Dataset records:
※ ※ ※

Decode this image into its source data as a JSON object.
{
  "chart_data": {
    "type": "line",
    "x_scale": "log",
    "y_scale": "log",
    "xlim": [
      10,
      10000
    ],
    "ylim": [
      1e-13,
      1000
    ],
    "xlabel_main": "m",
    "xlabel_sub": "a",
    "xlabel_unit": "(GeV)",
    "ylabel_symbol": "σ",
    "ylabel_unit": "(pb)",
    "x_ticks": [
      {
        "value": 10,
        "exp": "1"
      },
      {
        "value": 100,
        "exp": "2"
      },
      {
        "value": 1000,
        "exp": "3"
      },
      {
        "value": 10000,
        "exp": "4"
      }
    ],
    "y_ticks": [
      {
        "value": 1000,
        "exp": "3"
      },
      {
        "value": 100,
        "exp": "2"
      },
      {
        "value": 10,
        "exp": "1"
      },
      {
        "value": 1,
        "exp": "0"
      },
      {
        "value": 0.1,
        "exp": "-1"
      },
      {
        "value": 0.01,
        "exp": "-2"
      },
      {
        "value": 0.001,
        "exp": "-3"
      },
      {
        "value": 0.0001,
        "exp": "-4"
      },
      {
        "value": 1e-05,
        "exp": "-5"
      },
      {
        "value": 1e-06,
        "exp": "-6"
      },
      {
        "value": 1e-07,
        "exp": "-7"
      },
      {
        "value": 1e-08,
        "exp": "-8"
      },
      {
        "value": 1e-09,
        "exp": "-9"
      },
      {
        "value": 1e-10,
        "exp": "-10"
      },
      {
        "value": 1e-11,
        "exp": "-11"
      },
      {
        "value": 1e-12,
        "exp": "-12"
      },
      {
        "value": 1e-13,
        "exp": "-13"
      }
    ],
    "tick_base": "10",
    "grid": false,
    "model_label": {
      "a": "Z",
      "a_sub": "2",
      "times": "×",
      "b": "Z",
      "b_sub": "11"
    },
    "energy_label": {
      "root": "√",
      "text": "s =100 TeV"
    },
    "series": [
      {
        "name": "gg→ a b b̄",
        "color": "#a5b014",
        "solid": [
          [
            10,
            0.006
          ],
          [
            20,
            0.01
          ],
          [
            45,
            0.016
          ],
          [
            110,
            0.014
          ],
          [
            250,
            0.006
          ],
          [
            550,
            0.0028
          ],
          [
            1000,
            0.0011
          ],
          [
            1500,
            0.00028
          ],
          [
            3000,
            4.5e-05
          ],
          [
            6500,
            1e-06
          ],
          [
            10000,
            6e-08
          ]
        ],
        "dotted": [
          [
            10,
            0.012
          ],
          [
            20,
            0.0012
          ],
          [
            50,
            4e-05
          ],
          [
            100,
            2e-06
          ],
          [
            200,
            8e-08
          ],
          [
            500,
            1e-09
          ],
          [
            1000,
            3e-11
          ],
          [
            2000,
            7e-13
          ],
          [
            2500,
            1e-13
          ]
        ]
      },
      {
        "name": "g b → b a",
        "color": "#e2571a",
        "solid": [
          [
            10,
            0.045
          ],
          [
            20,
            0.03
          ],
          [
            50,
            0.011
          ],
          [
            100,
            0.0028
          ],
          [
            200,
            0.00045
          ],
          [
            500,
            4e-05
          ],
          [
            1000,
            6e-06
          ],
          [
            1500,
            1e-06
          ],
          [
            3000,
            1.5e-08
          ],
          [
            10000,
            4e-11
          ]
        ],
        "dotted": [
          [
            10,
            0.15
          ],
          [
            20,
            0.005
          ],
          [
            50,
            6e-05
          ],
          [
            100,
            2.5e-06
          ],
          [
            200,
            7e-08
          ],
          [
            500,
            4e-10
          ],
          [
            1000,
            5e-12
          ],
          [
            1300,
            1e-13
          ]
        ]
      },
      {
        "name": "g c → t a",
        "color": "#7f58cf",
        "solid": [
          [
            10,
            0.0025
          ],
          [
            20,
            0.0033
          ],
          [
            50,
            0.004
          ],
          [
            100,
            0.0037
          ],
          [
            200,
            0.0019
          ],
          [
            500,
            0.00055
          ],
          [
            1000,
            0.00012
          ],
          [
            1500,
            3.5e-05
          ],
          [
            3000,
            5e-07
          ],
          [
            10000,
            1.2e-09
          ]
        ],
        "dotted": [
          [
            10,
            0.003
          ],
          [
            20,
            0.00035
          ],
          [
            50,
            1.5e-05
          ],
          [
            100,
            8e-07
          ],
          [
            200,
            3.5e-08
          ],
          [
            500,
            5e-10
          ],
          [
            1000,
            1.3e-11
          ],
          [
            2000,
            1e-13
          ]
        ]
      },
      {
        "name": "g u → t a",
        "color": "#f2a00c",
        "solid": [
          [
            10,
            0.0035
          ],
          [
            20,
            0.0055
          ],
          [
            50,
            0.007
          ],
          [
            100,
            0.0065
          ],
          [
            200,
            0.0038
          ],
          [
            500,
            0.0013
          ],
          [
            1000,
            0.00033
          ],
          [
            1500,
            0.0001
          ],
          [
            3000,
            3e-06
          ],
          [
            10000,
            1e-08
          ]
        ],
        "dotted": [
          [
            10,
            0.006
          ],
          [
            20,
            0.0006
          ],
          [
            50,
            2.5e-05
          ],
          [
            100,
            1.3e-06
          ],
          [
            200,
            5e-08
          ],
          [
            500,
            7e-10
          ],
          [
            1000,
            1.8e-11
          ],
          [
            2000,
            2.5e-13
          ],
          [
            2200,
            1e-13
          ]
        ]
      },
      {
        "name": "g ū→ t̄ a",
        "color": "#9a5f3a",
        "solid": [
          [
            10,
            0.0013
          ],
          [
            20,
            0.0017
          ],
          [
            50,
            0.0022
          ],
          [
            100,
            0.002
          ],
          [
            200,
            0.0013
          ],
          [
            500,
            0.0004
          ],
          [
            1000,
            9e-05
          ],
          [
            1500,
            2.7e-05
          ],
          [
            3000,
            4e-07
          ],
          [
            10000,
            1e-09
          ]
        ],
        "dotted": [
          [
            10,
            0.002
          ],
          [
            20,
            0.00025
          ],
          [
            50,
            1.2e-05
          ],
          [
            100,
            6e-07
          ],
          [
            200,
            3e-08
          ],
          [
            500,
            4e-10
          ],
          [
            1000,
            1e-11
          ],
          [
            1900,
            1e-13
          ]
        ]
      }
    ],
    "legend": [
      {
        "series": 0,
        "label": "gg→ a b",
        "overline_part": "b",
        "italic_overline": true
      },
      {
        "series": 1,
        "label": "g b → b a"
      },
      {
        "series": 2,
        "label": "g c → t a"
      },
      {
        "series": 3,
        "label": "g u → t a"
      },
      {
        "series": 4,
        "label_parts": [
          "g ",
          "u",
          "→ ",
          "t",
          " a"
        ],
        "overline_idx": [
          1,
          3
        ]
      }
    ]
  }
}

※ ※ ※

Exercise task: Locate the word "name" in the records above, and return each line that has it.

Problem solution:
        "name": "gg→ a b b̄",
        "name": "g b → b a",
        "name": "g c → t a",
        "name": "g u → t a",
        "name": "g ū→ t̄ a",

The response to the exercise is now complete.